▶ [Written task]: Print all entries word for word.

▶ [Exercise materials]:
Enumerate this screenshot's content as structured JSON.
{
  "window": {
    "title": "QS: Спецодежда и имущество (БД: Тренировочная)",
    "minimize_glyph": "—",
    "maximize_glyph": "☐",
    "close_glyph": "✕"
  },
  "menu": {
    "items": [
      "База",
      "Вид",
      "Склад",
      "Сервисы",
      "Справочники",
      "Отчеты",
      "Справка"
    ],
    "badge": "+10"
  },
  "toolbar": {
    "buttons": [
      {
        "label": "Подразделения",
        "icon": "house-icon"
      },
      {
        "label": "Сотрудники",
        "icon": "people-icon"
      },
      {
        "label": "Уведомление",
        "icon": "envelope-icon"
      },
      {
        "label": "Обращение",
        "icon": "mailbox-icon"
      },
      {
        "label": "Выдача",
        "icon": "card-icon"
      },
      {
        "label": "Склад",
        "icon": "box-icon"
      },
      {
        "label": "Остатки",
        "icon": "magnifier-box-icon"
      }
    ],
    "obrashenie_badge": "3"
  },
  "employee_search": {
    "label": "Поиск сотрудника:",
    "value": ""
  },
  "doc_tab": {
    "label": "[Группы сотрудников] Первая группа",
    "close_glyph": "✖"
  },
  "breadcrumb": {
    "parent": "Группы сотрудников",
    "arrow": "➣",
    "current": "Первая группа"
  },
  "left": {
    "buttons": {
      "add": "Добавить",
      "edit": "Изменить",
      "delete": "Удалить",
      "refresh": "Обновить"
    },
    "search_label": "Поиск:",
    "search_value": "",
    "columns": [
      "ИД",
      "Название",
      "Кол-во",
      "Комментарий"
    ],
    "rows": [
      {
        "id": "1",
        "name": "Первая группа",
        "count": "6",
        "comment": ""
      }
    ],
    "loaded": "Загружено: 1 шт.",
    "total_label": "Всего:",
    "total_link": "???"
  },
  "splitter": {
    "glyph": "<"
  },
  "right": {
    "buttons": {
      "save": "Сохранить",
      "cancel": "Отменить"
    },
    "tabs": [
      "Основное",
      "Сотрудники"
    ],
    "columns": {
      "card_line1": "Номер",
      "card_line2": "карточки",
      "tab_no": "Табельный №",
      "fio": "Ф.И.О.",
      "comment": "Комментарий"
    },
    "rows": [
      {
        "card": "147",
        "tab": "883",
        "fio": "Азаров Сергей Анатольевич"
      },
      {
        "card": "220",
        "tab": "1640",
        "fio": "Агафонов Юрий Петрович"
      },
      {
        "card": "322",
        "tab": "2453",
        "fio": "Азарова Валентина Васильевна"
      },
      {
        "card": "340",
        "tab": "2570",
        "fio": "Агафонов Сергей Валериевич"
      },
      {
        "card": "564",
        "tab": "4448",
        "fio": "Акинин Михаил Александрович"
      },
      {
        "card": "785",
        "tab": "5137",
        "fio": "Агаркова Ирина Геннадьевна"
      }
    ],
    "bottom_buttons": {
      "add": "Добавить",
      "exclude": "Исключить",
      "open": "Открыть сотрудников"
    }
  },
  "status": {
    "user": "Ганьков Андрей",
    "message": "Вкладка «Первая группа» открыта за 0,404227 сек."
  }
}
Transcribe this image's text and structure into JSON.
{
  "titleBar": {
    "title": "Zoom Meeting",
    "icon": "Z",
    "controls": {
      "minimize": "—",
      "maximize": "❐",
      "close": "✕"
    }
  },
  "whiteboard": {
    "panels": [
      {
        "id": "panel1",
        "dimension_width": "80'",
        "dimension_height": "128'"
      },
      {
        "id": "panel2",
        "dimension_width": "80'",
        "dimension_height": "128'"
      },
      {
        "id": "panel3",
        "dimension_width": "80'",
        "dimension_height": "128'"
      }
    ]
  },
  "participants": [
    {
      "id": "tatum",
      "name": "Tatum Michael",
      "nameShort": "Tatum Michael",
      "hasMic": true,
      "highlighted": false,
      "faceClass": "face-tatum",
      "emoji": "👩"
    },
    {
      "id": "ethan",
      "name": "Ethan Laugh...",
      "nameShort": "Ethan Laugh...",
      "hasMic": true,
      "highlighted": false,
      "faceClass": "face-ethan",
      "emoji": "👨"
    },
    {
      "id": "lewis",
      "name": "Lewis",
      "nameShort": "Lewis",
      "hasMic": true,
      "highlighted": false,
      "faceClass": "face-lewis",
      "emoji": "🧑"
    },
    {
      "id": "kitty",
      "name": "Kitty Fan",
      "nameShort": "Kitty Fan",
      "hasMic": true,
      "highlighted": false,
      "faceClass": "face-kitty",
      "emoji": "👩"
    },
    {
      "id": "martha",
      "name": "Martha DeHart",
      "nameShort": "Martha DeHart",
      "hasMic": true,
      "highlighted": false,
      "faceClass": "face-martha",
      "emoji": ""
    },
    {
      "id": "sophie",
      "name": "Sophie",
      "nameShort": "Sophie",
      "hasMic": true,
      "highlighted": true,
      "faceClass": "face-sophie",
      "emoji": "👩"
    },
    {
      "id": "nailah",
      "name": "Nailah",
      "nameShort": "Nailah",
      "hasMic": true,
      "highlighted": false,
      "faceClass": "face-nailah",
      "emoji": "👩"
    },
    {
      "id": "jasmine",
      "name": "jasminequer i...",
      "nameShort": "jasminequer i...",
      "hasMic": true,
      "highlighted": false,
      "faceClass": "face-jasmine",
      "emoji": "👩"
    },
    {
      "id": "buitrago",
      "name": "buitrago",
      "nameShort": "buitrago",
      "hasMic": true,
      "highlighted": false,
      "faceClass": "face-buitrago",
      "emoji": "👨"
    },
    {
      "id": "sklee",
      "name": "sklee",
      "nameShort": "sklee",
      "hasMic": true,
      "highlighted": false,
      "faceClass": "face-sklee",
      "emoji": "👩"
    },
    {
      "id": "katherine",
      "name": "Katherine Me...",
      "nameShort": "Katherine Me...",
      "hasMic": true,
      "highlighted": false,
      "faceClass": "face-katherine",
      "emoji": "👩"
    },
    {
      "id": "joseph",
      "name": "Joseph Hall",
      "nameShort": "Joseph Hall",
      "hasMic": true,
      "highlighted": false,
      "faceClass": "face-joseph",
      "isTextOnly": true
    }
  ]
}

▶ [Result of this exercise]:
Enumerate this screenshot's content as structured JSON.
{
  "window": {
    "title": "QS: Спецодежда и имущество (БД: Тренировочная)",
    "minimize_glyph": "—",
    "maximize_glyph": "☐",
    "close_glyph": "✕"
  },
  "menu": {
    "items": [
      "База",
      "Вид",
      "Склад",
      "Сервисы",
      "Справочники",
      "Отчеты",
      "Справка"
    ],
    "badge": "+10"
  },
  "toolbar": {
    "buttons": [
      {
        "label": "Подразделения",
        "icon": "house-icon"
      },
      {
        "label": "Сотрудники",
        "icon": "people-icon"
      },
      {
        "label": "Уведомление",
        "icon": "envelope-icon"
      },
      {
        "label": "Обращение",
        "icon": "mailbox-icon"
      },
      {
        "label": "Выдача",
        "icon": "card-icon"
      },
      {
        "label": "Склад",
        "icon": "box-icon"
      },
      {
        "label": "Остатки",
        "icon": "magnifier-box-icon"
      }
    ],
    "obrashenie_badge": "3"
  },
  "employee_search": {
    "label": "Поиск сотрудника:",
    "value": ""
  },
  "doc_tab": {
    "label": "[Группы сотрудников] Первая группа",
    "close_glyph": "✖"
  },
  "breadcrumb": {
    "parent": "Группы сотрудников",
    "arrow": "➣",
    "current": "Первая группа"
  },
  "left": {
    "buttons": {
      "add": "Добавить",
      "edit": "Изменить",
      "delete": "Удалить",
      "refresh": "Обновить"
    },
    "search_label": "Поиск:",
    "search_value": "",
    "columns": [
      "ИД",
      "Название",
      "Кол-во",
      "Комментарий"
    ],
    "rows": [
      {
        "id": "1",
        "name": "Первая группа",
        "count": "6",
        "comment": ""
      }
    ],
    "loaded": "Загружено: 1 шт.",
    "total_label": "Всего:",
    "total_link": "???"
  },
  "splitter": {
    "glyph": "<"
  },
  "right": {
    "buttons": {
      "save": "Сохранить",
      "cancel": "Отменить"
    },
    "tabs": [
      "Основное",
      "Сотрудники"
    ],
    "columns": {
      "card_line1": "Номер",
      "card_line2": "карточки",
      "tab_no": "Табельный №",
      "fio": "Ф.И.О.",
      "comment": "Комментарий"
    },
    "rows": [
      {
        "card": "147",
        "tab": "883",
        "fio": "Азаров Сергей Анатольевич"
      },
      {
        "card": "220",
        "tab": "1640",
        "fio": "Агафонов Юрий Петрович"
      },
      {
        "card": "322",
        "tab": "2453",
        "fio": "Азарова Валентина Васильевна"
      },
      {
        "card": "340",
        "tab": "2570",
        "fio": "Агафонов Сергей Валериевич"
      },
      {
        "card": "564",
        "tab": "4448",
        "fio": "Акинин Михаил Александрович"
      },
      {
        "card": "785",
        "tab": "5137",
        "fio": "Агаркова Ирина Геннадьевна"
      }
    ],
    "bottom_buttons": {
      "add": "Добавить",
      "exclude": "Исключить",
      "open": "Открыть сотрудников"
    }
  },
  "status": {
    "user": "Ганьков Андрей",
    "message": "Вкладка «Первая группа» открыта за 0,404227 сек."
  }
}
Transcribe this image's text and structure into JSON.
{
  "titleBar": {
    "title": "Zoom Meeting",
    "icon": "Z",
    "controls": {
      "minimize": "—",
      "maximize": "❐",
      "close": "✕"
    }
  },
  "whiteboard": {
    "panels": [
      {
        "id": "panel1",
        "dimension_width": "80'",
        "dimension_height": "128'"
      },
      {
        "id": "panel2",
        "dimension_width": "80'",
        "dimension_height": "128'"
      },
      {
        "id": "panel3",
        "dimension_width": "80'",
        "dimension_height": "128'"
      }
    ]
  },
  "participants": [
    {
      "id": "tatum",
      "name": "Tatum Michael",
      "nameShort": "Tatum Michael",
      "hasMic": true,
      "highlighted": false,
      "faceClass": "face-tatum",
      "emoji": "👩"
    },
    {
      "id": "ethan",
      "name": "Ethan Laugh...",
      "nameShort": "Ethan Laugh...",
      "hasMic": true,
      "highlighted": false,
      "faceClass": "face-ethan",
      "emoji": "👨"
    },
    {
      "id": "lewis",
      "name": "Lewis",
      "nameShort": "Lewis",
      "hasMic": true,
      "highlighted": false,
      "faceClass": "face-lewis",
      "emoji": "🧑"
    },
    {
      "id": "kitty",
      "name": "Kitty Fan",
      "nameShort": "Kitty Fan",
      "hasMic": true,
      "highlighted": false,
      "faceClass": "face-kitty",
      "emoji": "👩"
    },
    {
      "id": "martha",
      "name": "Martha DeHart",
      "nameShort": "Martha DeHart",
      "hasMic": true,
      "highlighted": false,
      "faceClass": "face-martha",
      "emoji": ""
    },
    {
      "id": "sophie",
      "name": "Sophie",
      "nameShort": "Sophie",
      "hasMic": true,
      "highlighted": true,
      "faceClass": "face-sophie",
      "emoji": "👩"
    },
    {
      "id": "nailah",
      "name": "Nailah",
      "nameShort": "Nailah",
      "hasMic": true,
      "highlighted": false,
      "faceClass": "face-nailah",
      "emoji": "👩"
    },
    {
      "id": "jasmine",
      "name": "jasminequer i...",
      "nameShort": "jasminequer i...",
      "hasMic": true,
      "highlighted": false,
      "faceClass": "face-jasmine",
      "emoji": "👩"
    },
    {
      "id": "buitrago",
      "name": "buitrago",
      "nameShort": "buitrago",
      "hasMic": true,
      "highlighted": false,
      "faceClass": "face-buitrago",
      "emoji": "👨"
    },
    {
      "id": "sklee",
      "name": "sklee",
      "nameShort": "sklee",
      "hasMic": true,
      "highlighted": false,
      "faceClass": "face-sklee",
      "emoji": "👩"
    },
    {
      "id": "katherine",
      "name": "Katherine Me...",
      "nameShort": "Katherine Me...",
      "hasMic": true,
      "highlighted": false,
      "faceClass": "face-katherine",
      "emoji": "👩"
    },
    {
      "id": "joseph",
      "name": "Joseph Hall",
      "nameShort": "Joseph Hall",
      "hasMic": true,
      "highlighted": false,
      "faceClass": "face-joseph",
      "isTextOnly": true
    }
  ]
}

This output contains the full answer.